**Problem to solve**: Rewrite the listing below, changing "relative humidity" to "humidity" everywhere it occurs and leaving everything else unchanged.
+ + + +
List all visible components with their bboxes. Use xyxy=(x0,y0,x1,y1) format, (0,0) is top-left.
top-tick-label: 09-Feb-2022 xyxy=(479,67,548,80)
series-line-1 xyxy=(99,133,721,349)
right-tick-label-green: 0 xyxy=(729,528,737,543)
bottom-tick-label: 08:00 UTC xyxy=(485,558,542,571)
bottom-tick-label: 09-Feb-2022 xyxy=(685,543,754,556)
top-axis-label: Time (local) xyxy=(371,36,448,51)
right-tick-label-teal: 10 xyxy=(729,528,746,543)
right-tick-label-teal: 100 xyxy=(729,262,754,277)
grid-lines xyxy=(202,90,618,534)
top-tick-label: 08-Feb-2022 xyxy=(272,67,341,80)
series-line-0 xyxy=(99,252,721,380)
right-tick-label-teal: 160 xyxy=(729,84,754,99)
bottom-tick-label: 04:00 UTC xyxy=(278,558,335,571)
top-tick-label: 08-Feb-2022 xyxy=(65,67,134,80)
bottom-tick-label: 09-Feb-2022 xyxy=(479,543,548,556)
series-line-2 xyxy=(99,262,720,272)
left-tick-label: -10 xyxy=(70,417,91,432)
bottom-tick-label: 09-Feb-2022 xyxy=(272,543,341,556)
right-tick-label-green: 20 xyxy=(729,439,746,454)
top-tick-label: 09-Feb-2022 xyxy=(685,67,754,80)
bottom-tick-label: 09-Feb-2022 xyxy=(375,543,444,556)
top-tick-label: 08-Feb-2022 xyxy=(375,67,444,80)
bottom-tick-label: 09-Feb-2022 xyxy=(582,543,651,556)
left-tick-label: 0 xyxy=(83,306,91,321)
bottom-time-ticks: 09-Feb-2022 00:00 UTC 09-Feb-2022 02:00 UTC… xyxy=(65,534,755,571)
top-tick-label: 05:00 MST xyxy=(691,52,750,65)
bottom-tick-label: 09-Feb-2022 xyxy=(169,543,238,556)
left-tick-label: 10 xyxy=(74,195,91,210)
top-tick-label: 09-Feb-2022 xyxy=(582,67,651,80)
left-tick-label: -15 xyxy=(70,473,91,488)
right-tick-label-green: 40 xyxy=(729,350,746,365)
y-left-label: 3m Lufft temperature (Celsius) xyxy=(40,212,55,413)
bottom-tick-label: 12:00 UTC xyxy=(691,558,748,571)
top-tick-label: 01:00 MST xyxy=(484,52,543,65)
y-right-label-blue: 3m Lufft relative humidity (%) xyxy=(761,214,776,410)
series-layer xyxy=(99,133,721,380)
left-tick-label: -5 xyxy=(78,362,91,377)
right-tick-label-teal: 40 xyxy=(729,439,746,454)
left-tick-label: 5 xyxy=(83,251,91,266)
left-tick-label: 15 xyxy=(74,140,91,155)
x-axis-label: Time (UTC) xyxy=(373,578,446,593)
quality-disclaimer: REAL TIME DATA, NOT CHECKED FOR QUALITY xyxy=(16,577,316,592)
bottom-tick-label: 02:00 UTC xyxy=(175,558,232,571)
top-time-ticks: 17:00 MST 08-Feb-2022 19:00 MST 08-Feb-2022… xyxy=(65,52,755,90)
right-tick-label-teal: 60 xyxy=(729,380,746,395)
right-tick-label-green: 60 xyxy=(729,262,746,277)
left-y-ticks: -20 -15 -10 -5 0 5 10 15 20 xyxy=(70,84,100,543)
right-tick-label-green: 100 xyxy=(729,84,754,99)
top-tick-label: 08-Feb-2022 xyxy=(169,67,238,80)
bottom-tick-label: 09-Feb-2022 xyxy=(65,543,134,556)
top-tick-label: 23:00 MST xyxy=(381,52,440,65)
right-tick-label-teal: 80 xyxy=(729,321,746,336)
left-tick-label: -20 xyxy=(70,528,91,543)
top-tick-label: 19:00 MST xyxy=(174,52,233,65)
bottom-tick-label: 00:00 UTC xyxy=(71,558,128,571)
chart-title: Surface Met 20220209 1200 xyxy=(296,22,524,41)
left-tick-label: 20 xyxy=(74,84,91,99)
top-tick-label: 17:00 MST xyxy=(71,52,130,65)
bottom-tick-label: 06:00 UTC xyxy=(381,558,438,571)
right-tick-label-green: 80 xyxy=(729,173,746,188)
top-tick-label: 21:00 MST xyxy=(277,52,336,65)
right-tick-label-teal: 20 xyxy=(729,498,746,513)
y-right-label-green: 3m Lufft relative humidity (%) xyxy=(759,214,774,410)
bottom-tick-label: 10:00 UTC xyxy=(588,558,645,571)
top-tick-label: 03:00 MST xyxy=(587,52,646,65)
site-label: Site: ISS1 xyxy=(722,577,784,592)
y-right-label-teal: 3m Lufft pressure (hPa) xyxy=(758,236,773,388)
+ + + +
**Response to this exercise**:
List all visible components with their bboxes. Use xyxy=(x0,y0,x1,y1) format, (0,0) is top-left.
top-tick-label: 09-Feb-2022 xyxy=(479,67,548,80)
series-line-1 xyxy=(99,133,721,349)
right-tick-label-green: 0 xyxy=(729,528,737,543)
bottom-tick-label: 08:00 UTC xyxy=(485,558,542,571)
bottom-tick-label: 09-Feb-2022 xyxy=(685,543,754,556)
top-axis-label: Time (local) xyxy=(371,36,448,51)
right-tick-label-teal: 10 xyxy=(729,528,746,543)
right-tick-label-teal: 100 xyxy=(729,262,754,277)
grid-lines xyxy=(202,90,618,534)
top-tick-label: 08-Feb-2022 xyxy=(272,67,341,80)
series-line-0 xyxy=(99,252,721,380)
right-tick-label-teal: 160 xyxy=(729,84,754,99)
bottom-tick-label: 04:00 UTC xyxy=(278,558,335,571)
top-tick-label: 08-Feb-2022 xyxy=(65,67,134,80)
bottom-tick-label: 09-Feb-2022 xyxy=(479,543,548,556)
series-line-2 xyxy=(99,262,720,272)
left-tick-label: -10 xyxy=(70,417,91,432)
bottom-tick-label: 09-Feb-2022 xyxy=(272,543,341,556)
right-tick-label-green: 20 xyxy=(729,439,746,454)
top-tick-label: 09-Feb-2022 xyxy=(685,67,754,80)
bottom-tick-label: 09-Feb-2022 xyxy=(375,543,444,556)
top-tick-label: 08-Feb-2022 xyxy=(375,67,444,80)
bottom-tick-label: 09-Feb-2022 xyxy=(582,543,651,556)
left-tick-label: 0 xyxy=(83,306,91,321)
bottom-time-ticks: 09-Feb-2022 00:00 UTC 09-Feb-2022 02:00 UTC… xyxy=(65,534,755,571)
top-tick-label: 05:00 MST xyxy=(691,52,750,65)
bottom-tick-label: 09-Feb-2022 xyxy=(169,543,238,556)
left-tick-label: 10 xyxy=(74,195,91,210)
top-tick-label: 09-Feb-2022 xyxy=(582,67,651,80)
left-tick-label: -15 xyxy=(70,473,91,488)
right-tick-label-green: 40 xyxy=(729,350,746,365)
y-left-label: 3m Lufft temperature (Celsius) xyxy=(40,212,55,413)
bottom-tick-label: 12:00 UTC xyxy=(691,558,748,571)
top-tick-label: 01:00 MST xyxy=(484,52,543,65)
y-right-label-blue: 3m Lufft humidity (%) xyxy=(761,214,776,410)
series-layer xyxy=(99,133,721,380)
left-tick-label: -5 xyxy=(78,362,91,377)
right-tick-label-teal: 40 xyxy=(729,439,746,454)
left-tick-label: 5 xyxy=(83,251,91,266)
left-tick-label: 15 xyxy=(74,140,91,155)
x-axis-label: Time (UTC) xyxy=(373,578,446,593)
quality-disclaimer: REAL TIME DATA, NOT CHECKED FOR QUALITY xyxy=(16,577,316,592)
bottom-tick-label: 02:00 UTC xyxy=(175,558,232,571)
top-time-ticks: 17:00 MST 08-Feb-2022 19:00 MST 08-Feb-2022… xyxy=(65,52,755,90)
right-tick-label-teal: 60 xyxy=(729,380,746,395)
right-tick-label-green: 60 xyxy=(729,262,746,277)
left-y-ticks: -20 -15 -10 -5 0 5 10 15 20 xyxy=(70,84,100,543)
right-tick-label-green: 100 xyxy=(729,84,754,99)
top-tick-label: 08-Feb-2022 xyxy=(169,67,238,80)
bottom-tick-label: 09-Feb-2022 xyxy=(65,543,134,556)
top-tick-label: 23:00 MST xyxy=(381,52,440,65)
right-tick-label-teal: 80 xyxy=(729,321,746,336)
left-tick-label: -20 xyxy=(70,528,91,543)
top-tick-label: 19:00 MST xyxy=(174,52,233,65)
bottom-tick-label: 00:00 UTC xyxy=(71,558,128,571)
chart-title: Surface Met 20220209 1200 xyxy=(296,22,524,41)
left-tick-label: 20 xyxy=(74,84,91,99)
top-tick-label: 17:00 MST xyxy=(71,52,130,65)
bottom-tick-label: 06:00 UTC xyxy=(381,558,438,571)
right-tick-label-green: 80 xyxy=(729,173,746,188)
top-tick-label: 21:00 MST xyxy=(277,52,336,65)
right-tick-label-teal: 20 xyxy=(729,498,746,513)
y-right-label-green: 3m Lufft humidity (%) xyxy=(759,214,774,410)
bottom-tick-label: 10:00 UTC xyxy=(588,558,645,571)
top-tick-label: 03:00 MST xyxy=(587,52,646,65)
site-label: Site: ISS1 xyxy=(722,577,784,592)
y-right-label-teal: 3m Lufft pressure (hPa) xyxy=(758,236,773,388)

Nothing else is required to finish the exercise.